----- EXERCISE MATERIALS -----

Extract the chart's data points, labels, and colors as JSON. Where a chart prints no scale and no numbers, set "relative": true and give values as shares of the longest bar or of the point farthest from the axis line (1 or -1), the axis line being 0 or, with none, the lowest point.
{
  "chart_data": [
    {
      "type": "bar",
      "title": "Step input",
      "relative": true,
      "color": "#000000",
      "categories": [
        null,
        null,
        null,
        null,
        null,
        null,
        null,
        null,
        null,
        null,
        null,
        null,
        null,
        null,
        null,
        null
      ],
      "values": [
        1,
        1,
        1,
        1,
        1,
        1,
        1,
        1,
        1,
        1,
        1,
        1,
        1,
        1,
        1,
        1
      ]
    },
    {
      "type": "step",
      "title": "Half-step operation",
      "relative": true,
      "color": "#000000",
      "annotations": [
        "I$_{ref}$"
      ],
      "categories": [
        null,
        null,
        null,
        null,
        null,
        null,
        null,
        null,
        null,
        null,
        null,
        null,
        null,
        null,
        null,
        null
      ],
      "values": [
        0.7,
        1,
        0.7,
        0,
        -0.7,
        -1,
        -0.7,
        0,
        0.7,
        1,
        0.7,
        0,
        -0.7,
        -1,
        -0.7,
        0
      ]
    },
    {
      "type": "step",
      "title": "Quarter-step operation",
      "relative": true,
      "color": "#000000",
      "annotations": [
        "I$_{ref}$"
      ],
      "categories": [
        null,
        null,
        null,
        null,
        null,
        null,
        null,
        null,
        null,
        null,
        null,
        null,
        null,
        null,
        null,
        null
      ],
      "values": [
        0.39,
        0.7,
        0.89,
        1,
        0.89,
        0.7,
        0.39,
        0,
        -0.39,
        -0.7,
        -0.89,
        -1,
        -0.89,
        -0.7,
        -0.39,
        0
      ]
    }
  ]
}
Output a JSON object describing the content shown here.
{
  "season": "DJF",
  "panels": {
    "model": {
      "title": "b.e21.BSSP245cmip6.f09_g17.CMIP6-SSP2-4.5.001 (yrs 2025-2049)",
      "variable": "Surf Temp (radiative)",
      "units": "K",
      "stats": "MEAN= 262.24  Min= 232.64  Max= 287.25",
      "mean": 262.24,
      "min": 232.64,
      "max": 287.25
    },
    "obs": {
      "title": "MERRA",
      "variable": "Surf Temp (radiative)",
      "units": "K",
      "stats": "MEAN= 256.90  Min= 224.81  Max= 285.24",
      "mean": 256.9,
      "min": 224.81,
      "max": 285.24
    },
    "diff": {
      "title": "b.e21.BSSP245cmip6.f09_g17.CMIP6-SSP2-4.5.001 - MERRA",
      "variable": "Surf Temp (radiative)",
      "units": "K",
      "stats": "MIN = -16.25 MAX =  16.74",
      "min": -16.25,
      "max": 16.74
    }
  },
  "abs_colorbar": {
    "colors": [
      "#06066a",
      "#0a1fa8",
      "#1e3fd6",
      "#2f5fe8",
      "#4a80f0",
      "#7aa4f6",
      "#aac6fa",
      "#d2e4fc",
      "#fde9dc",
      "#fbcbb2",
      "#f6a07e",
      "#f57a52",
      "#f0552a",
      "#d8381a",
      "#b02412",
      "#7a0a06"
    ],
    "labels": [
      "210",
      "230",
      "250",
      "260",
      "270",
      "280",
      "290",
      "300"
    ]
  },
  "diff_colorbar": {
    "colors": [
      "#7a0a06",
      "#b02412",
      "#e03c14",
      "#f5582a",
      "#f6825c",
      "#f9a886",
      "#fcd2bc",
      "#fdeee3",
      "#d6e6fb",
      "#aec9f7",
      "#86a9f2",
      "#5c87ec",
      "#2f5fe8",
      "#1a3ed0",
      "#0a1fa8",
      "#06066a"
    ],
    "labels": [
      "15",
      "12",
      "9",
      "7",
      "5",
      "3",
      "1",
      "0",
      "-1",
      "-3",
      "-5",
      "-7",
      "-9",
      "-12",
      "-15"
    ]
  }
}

-----

WHAT YOU HAVE TO DO: Please copy out each record, character for character.

OUTPUT FOR THIS EXERCISE:
Extract the chart's data points, labels, and colors as JSON. Where a chart prints no scale and no numbers, set "relative": true and give values as shares of the longest bar or of the point farthest from the axis line (1 or -1), the axis line being 0 or, with none, the lowest point.
{
  "chart_data": [
    {
      "type": "bar",
      "title": "Step input",
      "relative": true,
      "color": "#000000",
      "categories": [
        null,
        null,
        null,
        null,
        null,
        null,
        null,
        null,
        null,
        null,
        null,
        null,
        null,
        null,
        null,
        null
      ],
      "values": [
        1,
        1,
        1,
        1,
        1,
        1,
        1,
        1,
        1,
        1,
        1,
        1,
        1,
        1,
        1,
        1
      ]
    },
    {
      "type": "step",
      "title": "Half-step operation",
      "relative": true,
      "color": "#000000",
      "annotations": [
        "I$_{ref}$"
      ],
      "categories": [
        null,
        null,
        null,
        null,
        null,
        null,
        null,
        null,
        null,
        null,
        null,
        null,
        null,
        null,
        null,
        null
      ],
      "values": [
        0.7,
        1,
        0.7,
        0,
        -0.7,
        -1,
        -0.7,
        0,
        0.7,
        1,
        0.7,
        0,
        -0.7,
        -1,
        -0.7,
        0
      ]
    },
    {
      "type": "step",
      "title": "Quarter-step operation",
      "relative": true,
      "color": "#000000",
      "annotations": [
        "I$_{ref}$"
      ],
      "categories": [
        null,
        null,
        null,
        null,
        null,
        null,
        null,
        null,
        null,
        null,
        null,
        null,
        null,
        null,
        null,
        null
      ],
      "values": [
        0.39,
        0.7,
        0.89,
        1,
        0.89,
        0.7,
        0.39,
        0,
        -0.39,
        -0.7,
        -0.89,
        -1,
        -0.89,
        -0.7,
        -0.39,
        0
      ]
    }
  ]
}
Output a JSON object describing the content shown here.
{
  "season": "DJF",
  "panels": {
    "model": {
      "title": "b.e21.BSSP245cmip6.f09_g17.CMIP6-SSP2-4.5.001 (yrs 2025-2049)",
      "variable": "Surf Temp (radiative)",
      "units": "K",
      "stats": "MEAN= 262.24  Min= 232.64  Max= 287.25",
      "mean": 262.24,
      "min": 232.64,
      "max": 287.25
    },
    "obs": {
      "title": "MERRA",
      "variable": "Surf Temp (radiative)",
      "units": "K",
      "stats": "MEAN= 256.90  Min= 224.81  Max= 285.24",
      "mean": 256.9,
      "min": 224.81,
      "max": 285.24
    },
    "diff": {
      "title": "b.e21.BSSP245cmip6.f09_g17.CMIP6-SSP2-4.5.001 - MERRA",
      "variable": "Surf Temp (radiative)",
      "units": "K",
      "stats": "MIN = -16.25 MAX =  16.74",
      "min": -16.25,
      "max": 16.74
    }
  },
  "abs_colorbar": {
    "colors": [
      "#06066a",
      "#0a1fa8",
      "#1e3fd6",
      "#2f5fe8",
      "#4a80f0",
      "#7aa4f6",
      "#aac6fa",
      "#d2e4fc",
      "#fde9dc",
      "#fbcbb2",
      "#f6a07e",
      "#f57a52",
      "#f0552a",
      "#d8381a",
      "#b02412",
      "#7a0a06"
    ],
    "labels": [
      "210",
      "230",
      "250",
      "260",
      "270",
      "280",
      "290",
      "300"
    ]
  },
  "diff_colorbar": {
    "colors": [
      "#7a0a06",
      "#b02412",
      "#e03c14",
      "#f5582a",
      "#f6825c",
      "#f9a886",
      "#fcd2bc",
      "#fdeee3",
      "#d6e6fb",
      "#aec9f7",
      "#86a9f2",
      "#5c87ec",
      "#2f5fe8",
      "#1a3ed0",
      "#0a1fa8",
      "#06066a"
    ],
    "labels": [
      "15",
      "12",
      "9",
      "7",
      "5",
      "3",
      "1",
      "0",
      "-1",
      "-3",
      "-5",
      "-7",
      "-9",
      "-12",
      "-15"
    ]
  }
}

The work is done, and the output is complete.